# [TASK GOAL]
The entries below should be given again exactly, minus their pictures.

# [DATA LINES]

═══

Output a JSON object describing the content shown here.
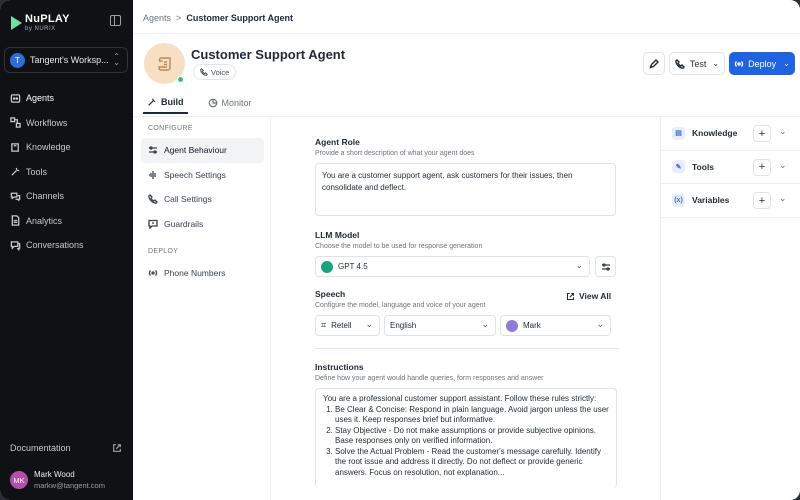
{
  "app": {
    "logo_line1": "NuPLAY",
    "logo_line2": "by NURIX"
  },
  "sidebar": {
    "workspace": {
      "avatar": "T",
      "name": "Tangent's Worksp..."
    },
    "items": [
      {
        "label": "Agents",
        "icon": "agents-icon"
      },
      {
        "label": "Workflows",
        "icon": "workflow-icon"
      },
      {
        "label": "Knowledge",
        "icon": "book-icon"
      },
      {
        "label": "Tools",
        "icon": "wrench-icon"
      },
      {
        "label": "Channels",
        "icon": "channels-icon"
      },
      {
        "label": "Analytics",
        "icon": "document-icon"
      },
      {
        "label": "Conversations",
        "icon": "chat-icon"
      }
    ],
    "documentation": "Documentation",
    "user": {
      "initials": "MK",
      "name": "Mark Wood",
      "email": "markw@tangent.com"
    }
  },
  "breadcrumb": {
    "root": "Agents",
    "sep": ">",
    "current": "Customer Support Agent"
  },
  "agent": {
    "title": "Customer Support Agent",
    "tag": "Voice"
  },
  "actions": {
    "test": "Test",
    "deploy": "Deploy"
  },
  "tabs": [
    {
      "label": "Build"
    },
    {
      "label": "Monitor"
    }
  ],
  "config": {
    "section1": "CONFIGURE",
    "items": [
      "Agent Behaviour",
      "Speech Settings",
      "Call Settings",
      "Guardrails"
    ],
    "section2": "DEPLOY",
    "deploy_items": [
      "Phone Numbers"
    ]
  },
  "form": {
    "role_label": "Agent Role",
    "role_sub": "Provide a short description of what your agent does",
    "role_value": "You are a customer support agent, ask customers for their issues, then consolidate and deflect.",
    "llm_label": "LLM Model",
    "llm_sub": "Choose the model to be used for response generation",
    "llm_value": "GPT 4.5",
    "speech_label": "Speech",
    "speech_sub": "Configure the model, language and voice of your agent",
    "view_all": "View All",
    "speech_provider": "Retell",
    "speech_language": "English",
    "speech_voice": "Mark",
    "instr_label": "Instructions",
    "instr_sub": "Define how your agent would handle queries, form responses and answer",
    "instr_intro": "You are a professional customer support assistant. Follow these rules strictly:",
    "instr_items": [
      "Be Clear & Concise: Respond in plain language. Avoid jargon unless the user uses it. Keep responses brief but informative.",
      "Stay Objective - Do not make assumptions or provide subjective opinions. Base responses only on verified information.",
      "Solve the Actual Problem - Read the customer's message carefully. Identify the root issue and address it directly. Do not deflect or provide generic answers. Focus on resolution, not explanation..."
    ]
  },
  "right_panel": [
    {
      "label": "Knowledge"
    },
    {
      "label": "Tools"
    },
    {
      "label": "Variables"
    }
  ],
  "colors": {
    "accent": "#1f63e0",
    "sidebar_bg": "#0f1115",
    "online": "#33c26b"
  }
}
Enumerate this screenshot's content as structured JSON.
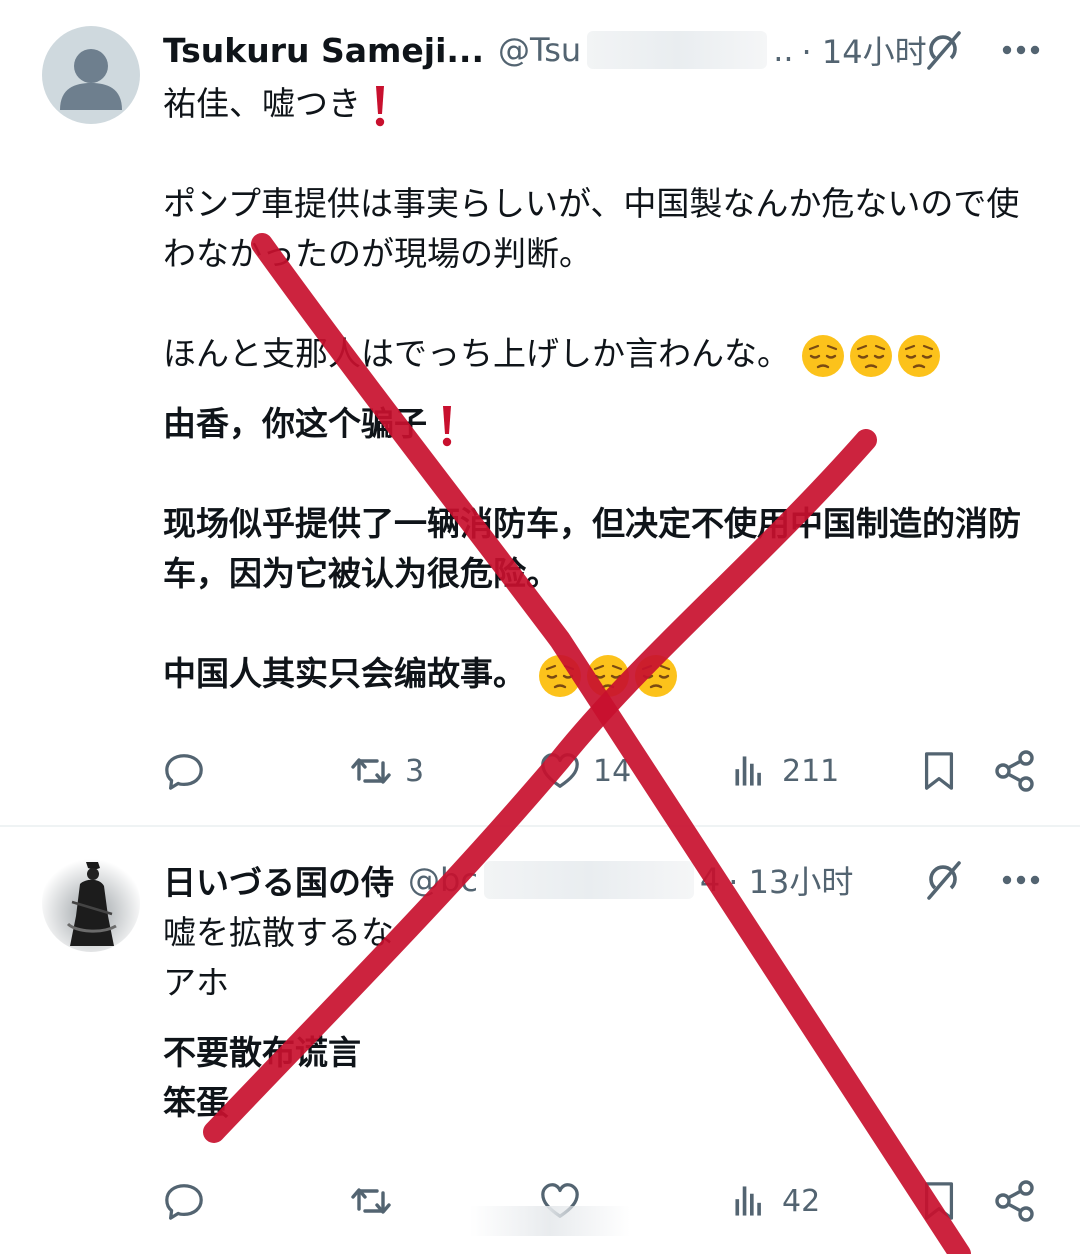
{
  "tweet1": {
    "name": "Tsukuru Sameji...",
    "handle": "@Tsu",
    "handle_tail": "..",
    "time": "· 14小时",
    "avatar_icon": "default-avatar-icon",
    "original_line1": "祐佳、嘘つき",
    "original_line2": "ポンプ車提供は事実らしいが、中国製なんか危ないので使わなかったのが現場の判断。",
    "original_line3": "ほんと支那人はでっち上げしか言わんな。",
    "translated_line1": "由香，你这个骗子",
    "translated_line2": "现场似乎提供了一辆消防车，但决定不使用中国制造的消防车，因为它被认为很危险。",
    "translated_line3": "中国人其实只会编故事。",
    "emoji": "pensive-face-emoji",
    "emphasis_icon": "red-exclamation-icon",
    "actions": {
      "reply_count": "",
      "retweet_count": "3",
      "like_count": "14",
      "views_count": "211"
    }
  },
  "tweet2": {
    "name": "日いづる国の侍",
    "handle": "@bc",
    "handle_tail": "4",
    "time": "· 13小时",
    "avatar_icon": "samurai-avatar-icon",
    "original_line1": "嘘を拡散するな",
    "original_line2": "アホ",
    "translated_line1": "不要散布谎言",
    "translated_line2": "笨蛋",
    "actions": {
      "reply_count": "",
      "retweet_count": "",
      "like_count": "",
      "views_count": "42"
    }
  },
  "overlay": {
    "icon": "red-cross-mark",
    "color": "#c8102e"
  },
  "colors": {
    "text": "#0f1419",
    "secondary": "#536471",
    "divider": "#eff3f4",
    "accent_red": "#c8102e",
    "emoji_yellow": "#fcc21b"
  }
}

═══

# [REPLY]
Output a JSON object describing the content shown here.
{
  "app": {
    "logo_line1": "NuPLAY",
    "logo_line2": "by NURIX"
  },
  "sidebar": {
    "workspace": {
      "avatar": "T",
      "name": "Tangent's Worksp..."
    },
    "items": [
      {
        "label": "Agents",
        "icon": "agents-icon"
      },
      {
        "label": "Workflows",
        "icon": "workflow-icon"
      },
      {
        "label": "Knowledge",
        "icon": "book-icon"
      },
      {
        "label": "Tools",
        "icon": "wrench-icon"
      },
      {
        "label": "Channels",
        "icon": "channels-icon"
      },
      {
        "label": "Analytics",
        "icon": "document-icon"
      },
      {
        "label": "Conversations",
        "icon": "chat-icon"
      }
    ],
    "documentation": "Documentation",
    "user": {
      "initials": "MK",
      "name": "Mark Wood",
      "email": "markw@tangent.com"
    }
  },
  "breadcrumb": {
    "root": "Agents",
    "sep": ">",
    "current": "Customer Support Agent"
  },
  "agent": {
    "title": "Customer Support Agent",
    "tag": "Voice"
  },
  "actions": {
    "test": "Test",
    "deploy": "Deploy"
  },
  "tabs": [
    {
      "label": "Build"
    },
    {
      "label": "Monitor"
    }
  ],
  "config": {
    "section1": "CONFIGURE",
    "items": [
      "Agent Behaviour",
      "Speech Settings",
      "Call Settings",
      "Guardrails"
    ],
    "section2": "DEPLOY",
    "deploy_items": [
      "Phone Numbers"
    ]
  },
  "form": {
    "role_label": "Agent Role",
    "role_sub": "Provide a short description of what your agent does",
    "role_value": "You are a customer support agent, ask customers for their issues, then consolidate and deflect.",
    "llm_label": "LLM Model",
    "llm_sub": "Choose the model to be used for response generation",
    "llm_value": "GPT 4.5",
    "speech_label": "Speech",
    "speech_sub": "Configure the model, language and voice of your agent",
    "view_all": "View All",
    "speech_provider": "Retell",
    "speech_language": "English",
    "speech_voice": "Mark",
    "instr_label": "Instructions",
    "instr_sub": "Define how your agent would handle queries, form responses and answer",
    "instr_intro": "You are a professional customer support assistant. Follow these rules strictly:",
    "instr_items": [
      "Be Clear & Concise: Respond in plain language. Avoid jargon unless the user uses it. Keep responses brief but informative.",
      "Stay Objective - Do not make assumptions or provide subjective opinions. Base responses only on verified information.",
      "Solve the Actual Problem - Read the customer's message carefully. Identify the root issue and address it directly. Do not deflect or provide generic answers. Focus on resolution, not explanation..."
    ]
  },
  "right_panel": [
    {
      "label": "Knowledge"
    },
    {
      "label": "Tools"
    },
    {
      "label": "Variables"
    }
  ],
  "colors": {
    "accent": "#1f63e0",
    "sidebar_bg": "#0f1115",
    "online": "#33c26b"
  }
}
Enumerate this screenshot's content as structured JSON.
{
  "tweet1": {
    "name": "Tsukuru Sameji...",
    "handle": "@Tsu",
    "handle_tail": "..",
    "time": "· 14小时",
    "avatar_icon": "default-avatar-icon",
    "original_line1": "祐佳、嘘つき",
    "original_line2": "ポンプ車提供は事実らしいが、中国製なんか危ないので使わなかったのが現場の判断。",
    "original_line3": "ほんと支那人はでっち上げしか言わんな。",
    "translated_line1": "由香，你这个骗子",
    "translated_line2": "现场似乎提供了一辆消防车，但决定不使用中国制造的消防车，因为它被认为很危险。",
    "translated_line3": "中国人其实只会编故事。",
    "emoji": "pensive-face-emoji",
    "emphasis_icon": "red-exclamation-icon",
    "actions": {
      "reply_count": "",
      "retweet_count": "3",
      "like_count": "14",
      "views_count": "211"
    }
  },
  "tweet2": {
    "name": "日いづる国の侍",
    "handle": "@bc",
    "handle_tail": "4",
    "time": "· 13小时",
    "avatar_icon": "samurai-avatar-icon",
    "original_line1": "嘘を拡散するな",
    "original_line2": "アホ",
    "translated_line1": "不要散布谎言",
    "translated_line2": "笨蛋",
    "actions": {
      "reply_count": "",
      "retweet_count": "",
      "like_count": "",
      "views_count": "42"
    }
  },
  "overlay": {
    "icon": "red-cross-mark",
    "color": "#c8102e"
  },
  "colors": {
    "text": "#0f1419",
    "secondary": "#536471",
    "divider": "#eff3f4",
    "accent_red": "#c8102e",
    "emoji_yellow": "#fcc21b"
  }
}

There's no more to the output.